Below are some records; retype all of them exactly.

══════════════════════════════

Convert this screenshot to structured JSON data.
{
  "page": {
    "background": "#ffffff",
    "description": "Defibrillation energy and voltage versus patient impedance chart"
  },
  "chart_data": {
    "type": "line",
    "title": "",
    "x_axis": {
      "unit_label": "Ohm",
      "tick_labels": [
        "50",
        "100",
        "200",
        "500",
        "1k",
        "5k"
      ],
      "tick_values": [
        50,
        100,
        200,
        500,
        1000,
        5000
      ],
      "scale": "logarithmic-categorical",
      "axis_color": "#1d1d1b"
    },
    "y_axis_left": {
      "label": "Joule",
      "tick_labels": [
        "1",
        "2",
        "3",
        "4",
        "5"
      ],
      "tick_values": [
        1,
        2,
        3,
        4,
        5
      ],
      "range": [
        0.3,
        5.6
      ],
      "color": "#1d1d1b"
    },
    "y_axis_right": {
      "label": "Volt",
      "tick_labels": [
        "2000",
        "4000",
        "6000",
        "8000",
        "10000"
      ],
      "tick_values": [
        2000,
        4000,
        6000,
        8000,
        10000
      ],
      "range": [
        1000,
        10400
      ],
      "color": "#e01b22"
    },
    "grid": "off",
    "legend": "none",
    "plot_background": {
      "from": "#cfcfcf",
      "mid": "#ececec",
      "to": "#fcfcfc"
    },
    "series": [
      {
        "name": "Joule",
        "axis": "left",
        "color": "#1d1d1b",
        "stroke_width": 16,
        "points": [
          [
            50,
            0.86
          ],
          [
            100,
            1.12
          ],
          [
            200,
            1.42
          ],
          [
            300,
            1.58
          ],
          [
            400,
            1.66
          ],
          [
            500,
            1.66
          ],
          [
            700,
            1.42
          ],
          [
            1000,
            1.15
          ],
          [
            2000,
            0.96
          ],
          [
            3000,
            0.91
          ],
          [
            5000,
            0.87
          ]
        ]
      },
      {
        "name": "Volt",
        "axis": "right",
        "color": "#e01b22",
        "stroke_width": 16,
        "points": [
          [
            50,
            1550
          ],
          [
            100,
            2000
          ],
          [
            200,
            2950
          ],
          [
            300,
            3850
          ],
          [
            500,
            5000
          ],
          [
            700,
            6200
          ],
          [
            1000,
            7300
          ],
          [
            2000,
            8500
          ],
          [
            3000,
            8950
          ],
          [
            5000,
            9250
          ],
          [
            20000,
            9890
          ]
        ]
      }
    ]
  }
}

══════════════════════════════

Written reply:
Convert this screenshot to structured JSON data.
{
  "page": {
    "background": "#ffffff",
    "description": "Defibrillation energy and voltage versus patient impedance chart"
  },
  "chart_data": {
    "type": "line",
    "title": "",
    "x_axis": {
      "unit_label": "Ohm",
      "tick_labels": [
        "50",
        "100",
        "200",
        "500",
        "1k",
        "5k"
      ],
      "tick_values": [
        50,
        100,
        200,
        500,
        1000,
        5000
      ],
      "scale": "logarithmic-categorical",
      "axis_color": "#1d1d1b"
    },
    "y_axis_left": {
      "label": "Joule",
      "tick_labels": [
        "1",
        "2",
        "3",
        "4",
        "5"
      ],
      "tick_values": [
        1,
        2,
        3,
        4,
        5
      ],
      "range": [
        0.3,
        5.6
      ],
      "color": "#1d1d1b"
    },
    "y_axis_right": {
      "label": "Volt",
      "tick_labels": [
        "2000",
        "4000",
        "6000",
        "8000",
        "10000"
      ],
      "tick_values": [
        2000,
        4000,
        6000,
        8000,
        10000
      ],
      "range": [
        1000,
        10400
      ],
      "color": "#e01b22"
    },
    "grid": "off",
    "legend": "none",
    "plot_background": {
      "from": "#cfcfcf",
      "mid": "#ececec",
      "to": "#fcfcfc"
    },
    "series": [
      {
        "name": "Joule",
        "axis": "left",
        "color": "#1d1d1b",
        "stroke_width": 16,
        "points": [
          [
            50,
            0.86
          ],
          [
            100,
            1.12
          ],
          [
            200,
            1.42
          ],
          [
            300,
            1.58
          ],
          [
            400,
            1.66
          ],
          [
            500,
            1.66
          ],
          [
            700,
            1.42
          ],
          [
            1000,
            1.15
          ],
          [
            2000,
            0.96
          ],
          [
            3000,
            0.91
          ],
          [
            5000,
            0.87
          ]
        ]
      },
      {
        "name": "Volt",
        "axis": "right",
        "color": "#e01b22",
        "stroke_width": 16,
        "points": [
          [
            50,
            1550
          ],
          [
            100,
            2000
          ],
          [
            200,
            2950
          ],
          [
            300,
            3850
          ],
          [
            500,
            5000
          ],
          [
            700,
            6200
          ],
          [
            1000,
            7300
          ],
          [
            2000,
            8500
          ],
          [
            3000,
            8950
          ],
          [
            5000,
            9250
          ],
          [
            20000,
            9890
          ]
        ]
      }
    ]
  }
}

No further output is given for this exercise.